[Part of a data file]
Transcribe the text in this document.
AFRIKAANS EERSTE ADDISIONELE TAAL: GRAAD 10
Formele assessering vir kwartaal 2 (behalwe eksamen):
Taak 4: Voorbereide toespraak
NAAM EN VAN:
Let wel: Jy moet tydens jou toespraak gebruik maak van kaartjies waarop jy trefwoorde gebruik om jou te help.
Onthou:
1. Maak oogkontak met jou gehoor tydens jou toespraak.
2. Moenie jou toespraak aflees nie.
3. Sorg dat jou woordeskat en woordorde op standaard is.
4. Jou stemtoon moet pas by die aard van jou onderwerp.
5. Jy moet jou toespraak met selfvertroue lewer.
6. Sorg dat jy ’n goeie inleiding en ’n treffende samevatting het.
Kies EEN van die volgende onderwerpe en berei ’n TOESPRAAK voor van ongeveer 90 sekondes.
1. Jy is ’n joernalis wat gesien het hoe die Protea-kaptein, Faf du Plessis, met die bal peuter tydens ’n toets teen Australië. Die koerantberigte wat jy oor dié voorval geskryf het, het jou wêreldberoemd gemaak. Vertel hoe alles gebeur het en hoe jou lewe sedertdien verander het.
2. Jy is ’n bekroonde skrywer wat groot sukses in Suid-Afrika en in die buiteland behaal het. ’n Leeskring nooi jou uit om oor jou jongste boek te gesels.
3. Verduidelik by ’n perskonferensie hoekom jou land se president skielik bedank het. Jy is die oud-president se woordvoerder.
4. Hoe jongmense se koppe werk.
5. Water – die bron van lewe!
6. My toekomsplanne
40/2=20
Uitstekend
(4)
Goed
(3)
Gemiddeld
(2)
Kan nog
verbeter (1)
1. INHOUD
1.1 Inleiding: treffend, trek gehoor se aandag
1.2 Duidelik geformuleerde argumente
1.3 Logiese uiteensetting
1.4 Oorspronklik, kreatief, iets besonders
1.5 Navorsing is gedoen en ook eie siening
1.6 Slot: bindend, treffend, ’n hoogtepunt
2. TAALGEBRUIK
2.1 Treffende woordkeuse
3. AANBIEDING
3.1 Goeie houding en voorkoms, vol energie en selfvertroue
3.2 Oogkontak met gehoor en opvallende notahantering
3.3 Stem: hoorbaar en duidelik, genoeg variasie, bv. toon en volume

* [YOUR TASK] Would you give the material above again, complete and exact?

* [SOLUTION TO THIS EXERCISE]
Transcribe the text in this document.
AFRIKAANS EERSTE ADDISIONELE TAAL: GRAAD 10
Formele assessering vir kwartaal 2 (behalwe eksamen):
Taak 4: Voorbereide toespraak
NAAM EN VAN:
Let wel: Jy moet tydens jou toespraak gebruik maak van kaartjies waarop jy trefwoorde gebruik om jou te help.
Onthou:
1. Maak oogkontak met jou gehoor tydens jou toespraak.
2. Moenie jou toespraak aflees nie.
3. Sorg dat jou woordeskat en woordorde op standaard is.
4. Jou stemtoon moet pas by die aard van jou onderwerp.
5. Jy moet jou toespraak met selfvertroue lewer.
6. Sorg dat jy ’n goeie inleiding en ’n treffende samevatting het.
Kies EEN van die volgende onderwerpe en berei ’n TOESPRAAK voor van ongeveer 90 sekondes.
1. Jy is ’n joernalis wat gesien het hoe die Protea-kaptein, Faf du Plessis, met die bal peuter tydens ’n toets teen Australië. Die koerantberigte wat jy oor dié voorval geskryf het, het jou wêreldberoemd gemaak. Vertel hoe alles gebeur het en hoe jou lewe sedertdien verander het.
2. Jy is ’n bekroonde skrywer wat groot sukses in Suid-Afrika en in die buiteland behaal het. ’n Leeskring nooi jou uit om oor jou jongste boek te gesels.
3. Verduidelik by ’n perskonferensie hoekom jou land se president skielik bedank het. Jy is die oud-president se woordvoerder.
4. Hoe jongmense se koppe werk.
5. Water – die bron van lewe!
6. My toekomsplanne
40/2=20
Uitstekend
(4)
Goed
(3)
Gemiddeld
(2)
Kan nog
verbeter (1)
1. INHOUD
1.1 Inleiding: treffend, trek gehoor se aandag
1.2 Duidelik geformuleerde argumente
1.3 Logiese uiteensetting
1.4 Oorspronklik, kreatief, iets besonders
1.5 Navorsing is gedoen en ook eie siening
1.6 Slot: bindend, treffend, ’n hoogtepunt
2. TAALGEBRUIK
2.1 Treffende woordkeuse
3. AANBIEDING
3.1 Goeie houding en voorkoms, vol energie en selfvertroue
3.2 Oogkontak met gehoor en opvallende notahantering
3.3 Stem: hoorbaar en duidelik, genoeg variasie, bv. toon en volume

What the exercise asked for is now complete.